- _Listing_:

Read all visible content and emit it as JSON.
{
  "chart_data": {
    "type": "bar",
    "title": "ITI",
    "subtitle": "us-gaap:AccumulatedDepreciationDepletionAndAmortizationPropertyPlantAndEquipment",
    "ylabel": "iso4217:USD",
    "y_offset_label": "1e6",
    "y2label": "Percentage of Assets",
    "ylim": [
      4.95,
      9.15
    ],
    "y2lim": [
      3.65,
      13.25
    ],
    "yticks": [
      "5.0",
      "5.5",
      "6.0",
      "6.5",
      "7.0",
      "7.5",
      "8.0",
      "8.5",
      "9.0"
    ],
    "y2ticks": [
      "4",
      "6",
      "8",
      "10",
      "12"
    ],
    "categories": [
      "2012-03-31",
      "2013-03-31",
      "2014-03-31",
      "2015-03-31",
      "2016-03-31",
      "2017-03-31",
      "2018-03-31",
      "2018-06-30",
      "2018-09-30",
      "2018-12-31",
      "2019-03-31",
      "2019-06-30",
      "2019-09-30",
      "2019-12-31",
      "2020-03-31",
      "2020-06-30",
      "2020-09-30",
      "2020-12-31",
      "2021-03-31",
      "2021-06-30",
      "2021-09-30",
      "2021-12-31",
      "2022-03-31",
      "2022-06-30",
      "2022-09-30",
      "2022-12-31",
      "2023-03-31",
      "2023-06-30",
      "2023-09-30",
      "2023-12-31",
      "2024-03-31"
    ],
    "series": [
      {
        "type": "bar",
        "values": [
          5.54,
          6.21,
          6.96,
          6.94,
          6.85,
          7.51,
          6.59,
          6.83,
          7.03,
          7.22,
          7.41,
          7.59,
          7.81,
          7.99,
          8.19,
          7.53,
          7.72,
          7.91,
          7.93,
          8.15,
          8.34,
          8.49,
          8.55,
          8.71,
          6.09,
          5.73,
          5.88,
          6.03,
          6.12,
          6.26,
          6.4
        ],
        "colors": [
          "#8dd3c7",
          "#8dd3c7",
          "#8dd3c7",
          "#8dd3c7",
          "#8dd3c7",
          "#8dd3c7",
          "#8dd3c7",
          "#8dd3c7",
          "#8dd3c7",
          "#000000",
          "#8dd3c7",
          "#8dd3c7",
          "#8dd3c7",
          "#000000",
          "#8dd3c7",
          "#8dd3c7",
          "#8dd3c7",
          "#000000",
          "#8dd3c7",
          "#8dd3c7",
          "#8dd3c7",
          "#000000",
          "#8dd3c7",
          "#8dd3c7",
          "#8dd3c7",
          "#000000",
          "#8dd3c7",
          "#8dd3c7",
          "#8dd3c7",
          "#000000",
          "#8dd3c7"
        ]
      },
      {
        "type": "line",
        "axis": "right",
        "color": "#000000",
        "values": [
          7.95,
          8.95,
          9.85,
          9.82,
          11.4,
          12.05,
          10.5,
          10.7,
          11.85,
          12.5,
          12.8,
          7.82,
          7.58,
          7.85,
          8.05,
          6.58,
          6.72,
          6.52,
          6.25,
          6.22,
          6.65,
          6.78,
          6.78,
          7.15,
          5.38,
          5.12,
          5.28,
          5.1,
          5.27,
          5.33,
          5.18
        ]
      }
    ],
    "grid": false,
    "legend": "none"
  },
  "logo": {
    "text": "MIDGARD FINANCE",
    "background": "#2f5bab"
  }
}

- _Task statement_: Transcribe every entry exactly.

- _Answer for the task_:
Read all visible content and emit it as JSON.
{
  "chart_data": {
    "type": "bar",
    "title": "ITI",
    "subtitle": "us-gaap:AccumulatedDepreciationDepletionAndAmortizationPropertyPlantAndEquipment",
    "ylabel": "iso4217:USD",
    "y_offset_label": "1e6",
    "y2label": "Percentage of Assets",
    "ylim": [
      4.95,
      9.15
    ],
    "y2lim": [
      3.65,
      13.25
    ],
    "yticks": [
      "5.0",
      "5.5",
      "6.0",
      "6.5",
      "7.0",
      "7.5",
      "8.0",
      "8.5",
      "9.0"
    ],
    "y2ticks": [
      "4",
      "6",
      "8",
      "10",
      "12"
    ],
    "categories": [
      "2012-03-31",
      "2013-03-31",
      "2014-03-31",
      "2015-03-31",
      "2016-03-31",
      "2017-03-31",
      "2018-03-31",
      "2018-06-30",
      "2018-09-30",
      "2018-12-31",
      "2019-03-31",
      "2019-06-30",
      "2019-09-30",
      "2019-12-31",
      "2020-03-31",
      "2020-06-30",
      "2020-09-30",
      "2020-12-31",
      "2021-03-31",
      "2021-06-30",
      "2021-09-30",
      "2021-12-31",
      "2022-03-31",
      "2022-06-30",
      "2022-09-30",
      "2022-12-31",
      "2023-03-31",
      "2023-06-30",
      "2023-09-30",
      "2023-12-31",
      "2024-03-31"
    ],
    "series": [
      {
        "type": "bar",
        "values": [
          5.54,
          6.21,
          6.96,
          6.94,
          6.85,
          7.51,
          6.59,
          6.83,
          7.03,
          7.22,
          7.41,
          7.59,
          7.81,
          7.99,
          8.19,
          7.53,
          7.72,
          7.91,
          7.93,
          8.15,
          8.34,
          8.49,
          8.55,
          8.71,
          6.09,
          5.73,
          5.88,
          6.03,
          6.12,
          6.26,
          6.4
        ],
        "colors": [
          "#8dd3c7",
          "#8dd3c7",
          "#8dd3c7",
          "#8dd3c7",
          "#8dd3c7",
          "#8dd3c7",
          "#8dd3c7",
          "#8dd3c7",
          "#8dd3c7",
          "#000000",
          "#8dd3c7",
          "#8dd3c7",
          "#8dd3c7",
          "#000000",
          "#8dd3c7",
          "#8dd3c7",
          "#8dd3c7",
          "#000000",
          "#8dd3c7",
          "#8dd3c7",
          "#8dd3c7",
          "#000000",
          "#8dd3c7",
          "#8dd3c7",
          "#8dd3c7",
          "#000000",
          "#8dd3c7",
          "#8dd3c7",
          "#8dd3c7",
          "#000000",
          "#8dd3c7"
        ]
      },
      {
        "type": "line",
        "axis": "right",
        "color": "#000000",
        "values": [
          7.95,
          8.95,
          9.85,
          9.82,
          11.4,
          12.05,
          10.5,
          10.7,
          11.85,
          12.5,
          12.8,
          7.82,
          7.58,
          7.85,
          8.05,
          6.58,
          6.72,
          6.52,
          6.25,
          6.22,
          6.65,
          6.78,
          6.78,
          7.15,
          5.38,
          5.12,
          5.28,
          5.1,
          5.27,
          5.33,
          5.18
        ]
      }
    ],
    "grid": false,
    "legend": "none"
  },
  "logo": {
    "text": "MIDGARD FINANCE",
    "background": "#2f5bab"
  }
}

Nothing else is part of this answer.